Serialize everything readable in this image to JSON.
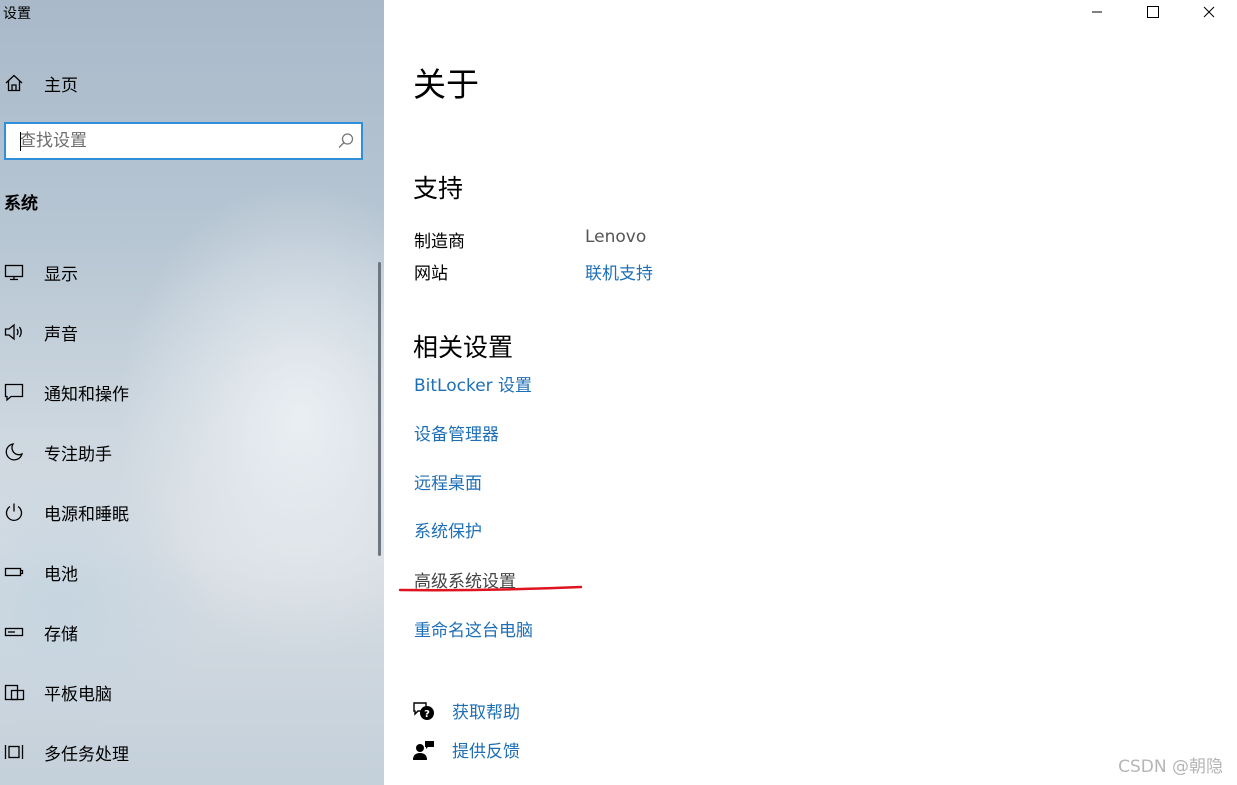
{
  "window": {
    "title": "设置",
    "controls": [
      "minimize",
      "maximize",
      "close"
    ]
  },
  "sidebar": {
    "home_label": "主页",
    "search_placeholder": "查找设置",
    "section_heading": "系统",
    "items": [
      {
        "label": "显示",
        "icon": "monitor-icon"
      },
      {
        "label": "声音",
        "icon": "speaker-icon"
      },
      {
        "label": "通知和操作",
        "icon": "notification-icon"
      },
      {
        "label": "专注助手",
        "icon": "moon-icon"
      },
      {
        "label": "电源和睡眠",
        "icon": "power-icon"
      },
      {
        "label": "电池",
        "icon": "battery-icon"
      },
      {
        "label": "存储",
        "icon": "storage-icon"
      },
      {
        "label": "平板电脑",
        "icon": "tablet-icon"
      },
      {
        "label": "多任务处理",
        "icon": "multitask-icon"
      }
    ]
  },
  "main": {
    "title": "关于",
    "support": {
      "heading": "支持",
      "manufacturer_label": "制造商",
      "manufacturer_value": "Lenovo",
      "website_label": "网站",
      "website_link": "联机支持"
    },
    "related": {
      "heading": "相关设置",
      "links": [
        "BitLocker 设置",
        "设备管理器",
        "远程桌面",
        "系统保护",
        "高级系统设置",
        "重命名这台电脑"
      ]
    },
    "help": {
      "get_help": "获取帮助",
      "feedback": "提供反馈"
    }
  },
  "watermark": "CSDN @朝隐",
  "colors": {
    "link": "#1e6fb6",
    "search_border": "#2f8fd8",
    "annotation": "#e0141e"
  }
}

=== Aim of the exercise ===
Every line that holds the string "icon" should be returned.

=== Reply ===
        "icon": "monitor-icon"
        "icon": "speaker-icon"
        "icon": "notification-icon"
        "icon": "moon-icon"
        "icon": "power-icon"
        "icon": "battery-icon"
        "icon": "storage-icon"
        "icon": "tablet-icon"
        "icon": "multitask-icon"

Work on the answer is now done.